* BEGIN *

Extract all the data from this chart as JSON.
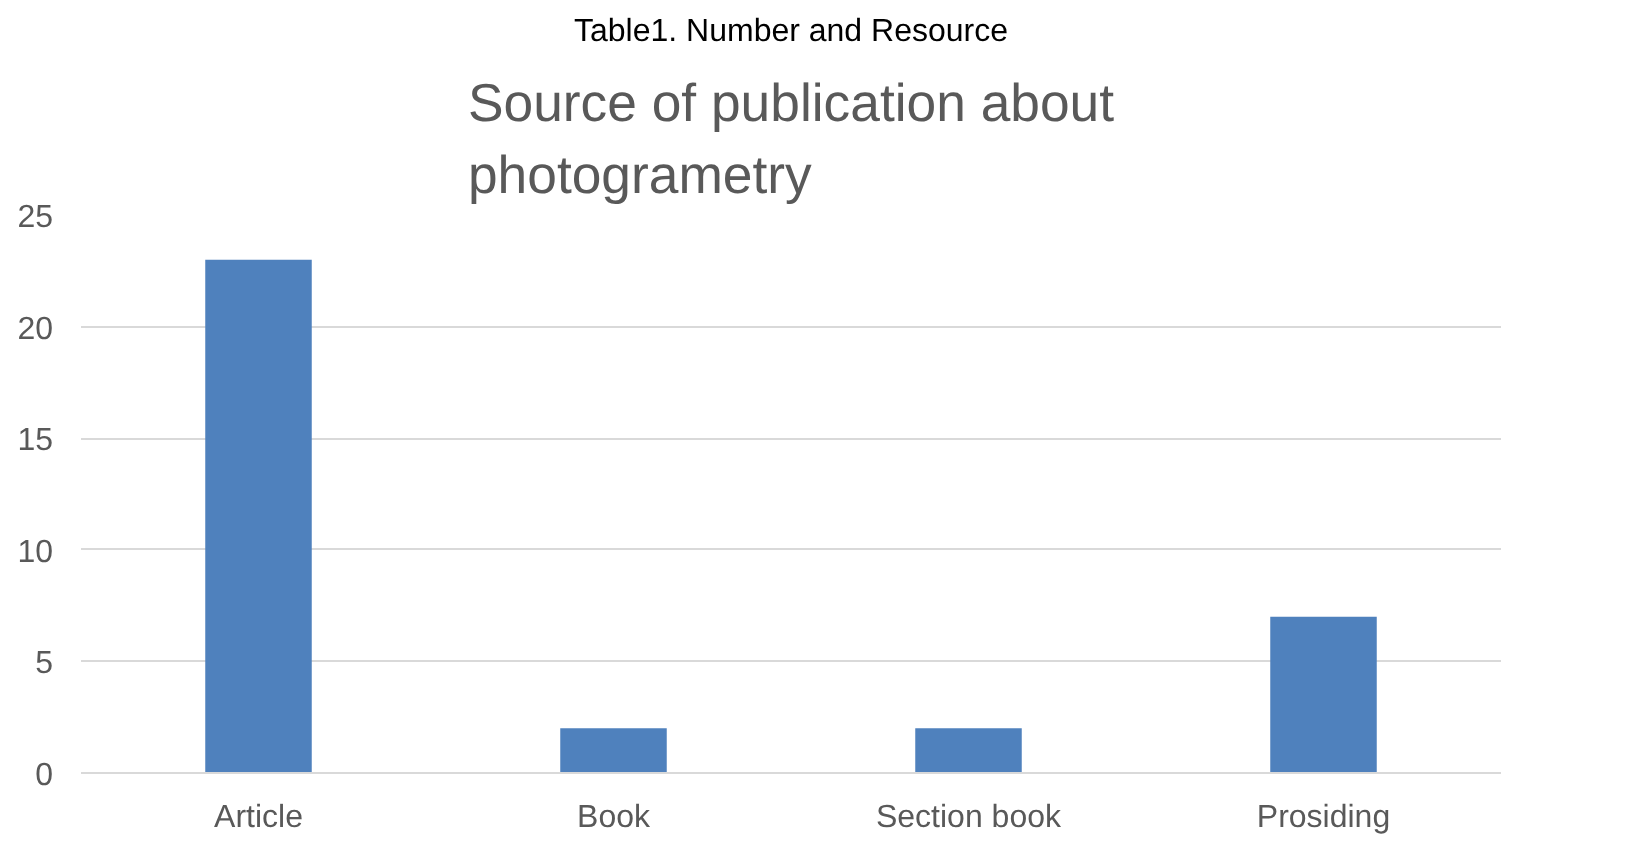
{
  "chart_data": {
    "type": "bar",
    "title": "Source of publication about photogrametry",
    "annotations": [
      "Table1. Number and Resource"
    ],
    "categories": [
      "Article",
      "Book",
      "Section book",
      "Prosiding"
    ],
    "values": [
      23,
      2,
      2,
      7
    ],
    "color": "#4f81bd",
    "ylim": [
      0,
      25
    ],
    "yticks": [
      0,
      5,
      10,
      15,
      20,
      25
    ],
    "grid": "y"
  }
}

* END *

__What to produce__
Omit each picture, then return all of the listing exactly as it stands.

__Exercise output__
Extract all the data from this chart as JSON.
{
  "chart_data": {
    "type": "bar",
    "title": "Source of publication about photogrametry",
    "annotations": [
      "Table1. Number and Resource"
    ],
    "categories": [
      "Article",
      "Book",
      "Section book",
      "Prosiding"
    ],
    "values": [
      23,
      2,
      2,
      7
    ],
    "color": "#4f81bd",
    "ylim": [
      0,
      25
    ],
    "yticks": [
      0,
      5,
      10,
      15,
      20,
      25
    ],
    "grid": "y"
  }
}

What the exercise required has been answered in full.